Stored records

»»

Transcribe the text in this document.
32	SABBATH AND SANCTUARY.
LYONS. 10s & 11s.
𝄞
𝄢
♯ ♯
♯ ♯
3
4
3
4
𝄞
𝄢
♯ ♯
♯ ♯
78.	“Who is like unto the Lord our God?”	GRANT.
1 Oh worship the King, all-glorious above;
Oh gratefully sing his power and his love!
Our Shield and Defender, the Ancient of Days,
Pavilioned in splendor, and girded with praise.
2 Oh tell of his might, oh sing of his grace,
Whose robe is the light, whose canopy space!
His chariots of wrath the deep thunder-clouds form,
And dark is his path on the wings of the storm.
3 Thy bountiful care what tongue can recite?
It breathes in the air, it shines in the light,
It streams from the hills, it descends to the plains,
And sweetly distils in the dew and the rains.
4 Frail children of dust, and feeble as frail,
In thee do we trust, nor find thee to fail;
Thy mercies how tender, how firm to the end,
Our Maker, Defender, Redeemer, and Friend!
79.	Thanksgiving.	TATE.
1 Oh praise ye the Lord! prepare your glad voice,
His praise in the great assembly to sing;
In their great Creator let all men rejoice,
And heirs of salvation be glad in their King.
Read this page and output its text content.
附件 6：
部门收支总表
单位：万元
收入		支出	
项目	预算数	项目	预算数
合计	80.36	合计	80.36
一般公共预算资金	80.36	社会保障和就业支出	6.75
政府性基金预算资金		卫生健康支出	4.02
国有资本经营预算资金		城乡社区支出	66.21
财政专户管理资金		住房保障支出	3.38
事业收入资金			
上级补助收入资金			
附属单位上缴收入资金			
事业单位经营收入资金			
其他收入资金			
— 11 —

««

■ Exercise:
Gather and copy every line of the data in which the string "Defender" is found.

■ Expected answer:
Our Shield and Defender, the Ancient of Days,
Our Maker, Defender, Redeemer, and Friend!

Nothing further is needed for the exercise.